* _Input_:
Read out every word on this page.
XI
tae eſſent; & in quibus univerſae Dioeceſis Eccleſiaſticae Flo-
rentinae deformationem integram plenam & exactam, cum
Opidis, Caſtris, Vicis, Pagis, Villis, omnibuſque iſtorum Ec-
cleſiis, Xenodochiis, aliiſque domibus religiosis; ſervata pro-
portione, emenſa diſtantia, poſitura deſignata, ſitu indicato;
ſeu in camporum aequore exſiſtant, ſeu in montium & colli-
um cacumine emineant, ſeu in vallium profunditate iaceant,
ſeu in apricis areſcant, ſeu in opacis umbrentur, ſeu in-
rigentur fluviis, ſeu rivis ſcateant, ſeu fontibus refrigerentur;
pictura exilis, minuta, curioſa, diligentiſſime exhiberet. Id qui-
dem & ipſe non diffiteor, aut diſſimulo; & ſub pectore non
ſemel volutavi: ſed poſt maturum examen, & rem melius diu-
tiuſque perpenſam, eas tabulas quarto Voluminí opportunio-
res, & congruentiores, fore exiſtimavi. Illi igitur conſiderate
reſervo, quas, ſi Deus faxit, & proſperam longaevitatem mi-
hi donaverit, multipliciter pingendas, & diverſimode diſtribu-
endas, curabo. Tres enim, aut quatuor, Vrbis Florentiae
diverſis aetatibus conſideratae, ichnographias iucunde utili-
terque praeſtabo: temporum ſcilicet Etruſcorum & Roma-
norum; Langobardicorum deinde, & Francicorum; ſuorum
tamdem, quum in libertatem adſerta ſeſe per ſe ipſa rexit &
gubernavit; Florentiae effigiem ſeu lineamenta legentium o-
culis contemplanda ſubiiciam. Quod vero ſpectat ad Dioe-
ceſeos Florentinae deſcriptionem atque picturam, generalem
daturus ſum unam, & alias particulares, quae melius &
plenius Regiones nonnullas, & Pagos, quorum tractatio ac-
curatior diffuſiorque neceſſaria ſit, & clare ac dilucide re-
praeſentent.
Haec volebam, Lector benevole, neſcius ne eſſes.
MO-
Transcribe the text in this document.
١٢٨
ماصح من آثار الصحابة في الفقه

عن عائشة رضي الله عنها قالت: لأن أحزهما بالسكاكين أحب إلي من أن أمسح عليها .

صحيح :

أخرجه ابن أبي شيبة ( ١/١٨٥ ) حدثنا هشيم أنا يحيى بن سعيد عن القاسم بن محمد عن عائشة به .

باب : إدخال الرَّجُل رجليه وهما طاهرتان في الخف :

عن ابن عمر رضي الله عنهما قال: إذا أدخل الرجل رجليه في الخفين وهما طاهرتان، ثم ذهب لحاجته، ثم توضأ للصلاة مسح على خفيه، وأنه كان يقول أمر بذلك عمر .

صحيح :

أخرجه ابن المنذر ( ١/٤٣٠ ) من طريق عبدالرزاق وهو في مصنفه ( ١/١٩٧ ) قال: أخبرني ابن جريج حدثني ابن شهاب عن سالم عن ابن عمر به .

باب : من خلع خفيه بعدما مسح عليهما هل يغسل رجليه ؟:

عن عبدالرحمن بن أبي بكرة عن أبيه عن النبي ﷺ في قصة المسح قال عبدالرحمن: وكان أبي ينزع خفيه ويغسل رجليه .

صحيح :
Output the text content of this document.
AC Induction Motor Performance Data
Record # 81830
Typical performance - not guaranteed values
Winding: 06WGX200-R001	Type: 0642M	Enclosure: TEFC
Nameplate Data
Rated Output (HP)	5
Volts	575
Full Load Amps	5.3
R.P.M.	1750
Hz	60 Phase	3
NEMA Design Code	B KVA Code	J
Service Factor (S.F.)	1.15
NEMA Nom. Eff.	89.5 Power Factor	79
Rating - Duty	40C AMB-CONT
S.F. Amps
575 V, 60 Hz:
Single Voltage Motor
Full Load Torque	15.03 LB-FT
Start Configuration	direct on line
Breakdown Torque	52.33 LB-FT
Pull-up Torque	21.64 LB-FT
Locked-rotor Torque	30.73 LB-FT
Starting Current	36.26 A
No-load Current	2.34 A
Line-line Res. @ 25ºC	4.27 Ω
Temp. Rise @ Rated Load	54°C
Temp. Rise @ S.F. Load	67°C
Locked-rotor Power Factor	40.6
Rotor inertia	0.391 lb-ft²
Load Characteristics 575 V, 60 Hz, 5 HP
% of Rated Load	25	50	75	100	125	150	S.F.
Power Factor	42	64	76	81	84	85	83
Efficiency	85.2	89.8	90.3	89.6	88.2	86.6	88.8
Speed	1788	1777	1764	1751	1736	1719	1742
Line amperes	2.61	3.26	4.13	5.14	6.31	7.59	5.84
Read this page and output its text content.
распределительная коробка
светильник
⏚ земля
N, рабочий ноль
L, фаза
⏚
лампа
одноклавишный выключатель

* _Goal of the exercise_:
The listing above should be transcribed in full, exactly as written.

* _Solution to the problem_:
Read out every word on this page.
XI
tae eſſent; & in quibus univerſae Dioeceſis Eccleſiaſticae Flo-
rentinae deformationem integram plenam & exactam, cum
Opidis, Caſtris, Vicis, Pagis, Villis, omnibuſque iſtorum Ec-
cleſiis, Xenodochiis, aliiſque domibus religiosis; ſervata pro-
portione, emenſa diſtantia, poſitura deſignata, ſitu indicato;
ſeu in camporum aequore exſiſtant, ſeu in montium & colli-
um cacumine emineant, ſeu in vallium profunditate iaceant,
ſeu in apricis areſcant, ſeu in opacis umbrentur, ſeu in-
rigentur fluviis, ſeu rivis ſcateant, ſeu fontibus refrigerentur;
pictura exilis, minuta, curioſa, diligentiſſime exhiberet. Id qui-
dem & ipſe non diffiteor, aut diſſimulo; & ſub pectore non
ſemel volutavi: ſed poſt maturum examen, & rem melius diu-
tiuſque perpenſam, eas tabulas quarto Voluminí opportunio-
res, & congruentiores, fore exiſtimavi. Illi igitur conſiderate
reſervo, quas, ſi Deus faxit, & proſperam longaevitatem mi-
hi donaverit, multipliciter pingendas, & diverſimode diſtribu-
endas, curabo. Tres enim, aut quatuor, Vrbis Florentiae
diverſis aetatibus conſideratae, ichnographias iucunde utili-
terque praeſtabo: temporum ſcilicet Etruſcorum & Roma-
norum; Langobardicorum deinde, & Francicorum; ſuorum
tamdem, quum in libertatem adſerta ſeſe per ſe ipſa rexit &
gubernavit; Florentiae effigiem ſeu lineamenta legentium o-
culis contemplanda ſubiiciam. Quod vero ſpectat ad Dioe-
ceſeos Florentinae deſcriptionem atque picturam, generalem
daturus ſum unam, & alias particulares, quae melius &
plenius Regiones nonnullas, & Pagos, quorum tractatio ac-
curatior diffuſiorque neceſſaria ſit, & clare ac dilucide re-
praeſentent.
Haec volebam, Lector benevole, neſcius ne eſſes.
MO-
Transcribe the text in this document.
١٢٨
ماصح من آثار الصحابة في الفقه

عن عائشة رضي الله عنها قالت: لأن أحزهما بالسكاكين أحب إلي من أن أمسح عليها .

صحيح :

أخرجه ابن أبي شيبة ( ١/١٨٥ ) حدثنا هشيم أنا يحيى بن سعيد عن القاسم بن محمد عن عائشة به .

باب : إدخال الرَّجُل رجليه وهما طاهرتان في الخف :

عن ابن عمر رضي الله عنهما قال: إذا أدخل الرجل رجليه في الخفين وهما طاهرتان، ثم ذهب لحاجته، ثم توضأ للصلاة مسح على خفيه، وأنه كان يقول أمر بذلك عمر .

صحيح :

أخرجه ابن المنذر ( ١/٤٣٠ ) من طريق عبدالرزاق وهو في مصنفه ( ١/١٩٧ ) قال: أخبرني ابن جريج حدثني ابن شهاب عن سالم عن ابن عمر به .

باب : من خلع خفيه بعدما مسح عليهما هل يغسل رجليه ؟:

عن عبدالرحمن بن أبي بكرة عن أبيه عن النبي ﷺ في قصة المسح قال عبدالرحمن: وكان أبي ينزع خفيه ويغسل رجليه .

صحيح :
Output the text content of this document.
AC Induction Motor Performance Data
Record # 81830
Typical performance - not guaranteed values
Winding: 06WGX200-R001	Type: 0642M	Enclosure: TEFC
Nameplate Data
Rated Output (HP)	5
Volts	575
Full Load Amps	5.3
R.P.M.	1750
Hz	60 Phase	3
NEMA Design Code	B KVA Code	J
Service Factor (S.F.)	1.15
NEMA Nom. Eff.	89.5 Power Factor	79
Rating - Duty	40C AMB-CONT
S.F. Amps
575 V, 60 Hz:
Single Voltage Motor
Full Load Torque	15.03 LB-FT
Start Configuration	direct on line
Breakdown Torque	52.33 LB-FT
Pull-up Torque	21.64 LB-FT
Locked-rotor Torque	30.73 LB-FT
Starting Current	36.26 A
No-load Current	2.34 A
Line-line Res. @ 25ºC	4.27 Ω
Temp. Rise @ Rated Load	54°C
Temp. Rise @ S.F. Load	67°C
Locked-rotor Power Factor	40.6
Rotor inertia	0.391 lb-ft²
Load Characteristics 575 V, 60 Hz, 5 HP
% of Rated Load	25	50	75	100	125	150	S.F.
Power Factor	42	64	76	81	84	85	83
Efficiency	85.2	89.8	90.3	89.6	88.2	86.6	88.8
Speed	1788	1777	1764	1751	1736	1719	1742
Line amperes	2.61	3.26	4.13	5.14	6.31	7.59	5.84
Read this page and output its text content.
распределительная коробка
светильник
⏚ земля
N, рабочий ноль
L, фаза
⏚
лампа
одноклавишный выключатель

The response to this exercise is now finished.